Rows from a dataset

────────

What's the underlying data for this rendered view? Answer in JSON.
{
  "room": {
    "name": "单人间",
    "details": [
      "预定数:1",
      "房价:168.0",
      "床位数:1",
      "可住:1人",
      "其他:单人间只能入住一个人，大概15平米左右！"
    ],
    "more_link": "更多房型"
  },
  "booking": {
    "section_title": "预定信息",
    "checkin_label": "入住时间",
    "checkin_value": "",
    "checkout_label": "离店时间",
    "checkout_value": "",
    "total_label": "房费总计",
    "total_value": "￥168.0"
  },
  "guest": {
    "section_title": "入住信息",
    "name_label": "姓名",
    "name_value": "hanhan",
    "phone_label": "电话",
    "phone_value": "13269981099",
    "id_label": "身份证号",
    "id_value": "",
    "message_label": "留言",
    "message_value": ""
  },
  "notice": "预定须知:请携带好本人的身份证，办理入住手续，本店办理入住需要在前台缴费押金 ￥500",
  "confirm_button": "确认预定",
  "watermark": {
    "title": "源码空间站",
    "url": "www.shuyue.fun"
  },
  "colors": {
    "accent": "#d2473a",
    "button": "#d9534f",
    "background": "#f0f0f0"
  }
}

────────

» **Stated problem**:
Type out the full listing again, exactly as given.

» **Response to the task**:
What's the underlying data for this rendered view? Answer in JSON.
{
  "room": {
    "name": "单人间",
    "details": [
      "预定数:1",
      "房价:168.0",
      "床位数:1",
      "可住:1人",
      "其他:单人间只能入住一个人，大概15平米左右！"
    ],
    "more_link": "更多房型"
  },
  "booking": {
    "section_title": "预定信息",
    "checkin_label": "入住时间",
    "checkin_value": "",
    "checkout_label": "离店时间",
    "checkout_value": "",
    "total_label": "房费总计",
    "total_value": "￥168.0"
  },
  "guest": {
    "section_title": "入住信息",
    "name_label": "姓名",
    "name_value": "hanhan",
    "phone_label": "电话",
    "phone_value": "13269981099",
    "id_label": "身份证号",
    "id_value": "",
    "message_label": "留言",
    "message_value": ""
  },
  "notice": "预定须知:请携带好本人的身份证，办理入住手续，本店办理入住需要在前台缴费押金 ￥500",
  "confirm_button": "确认预定",
  "watermark": {
    "title": "源码空间站",
    "url": "www.shuyue.fun"
  },
  "colors": {
    "accent": "#d2473a",
    "button": "#d9534f",
    "background": "#f0f0f0"
  }
}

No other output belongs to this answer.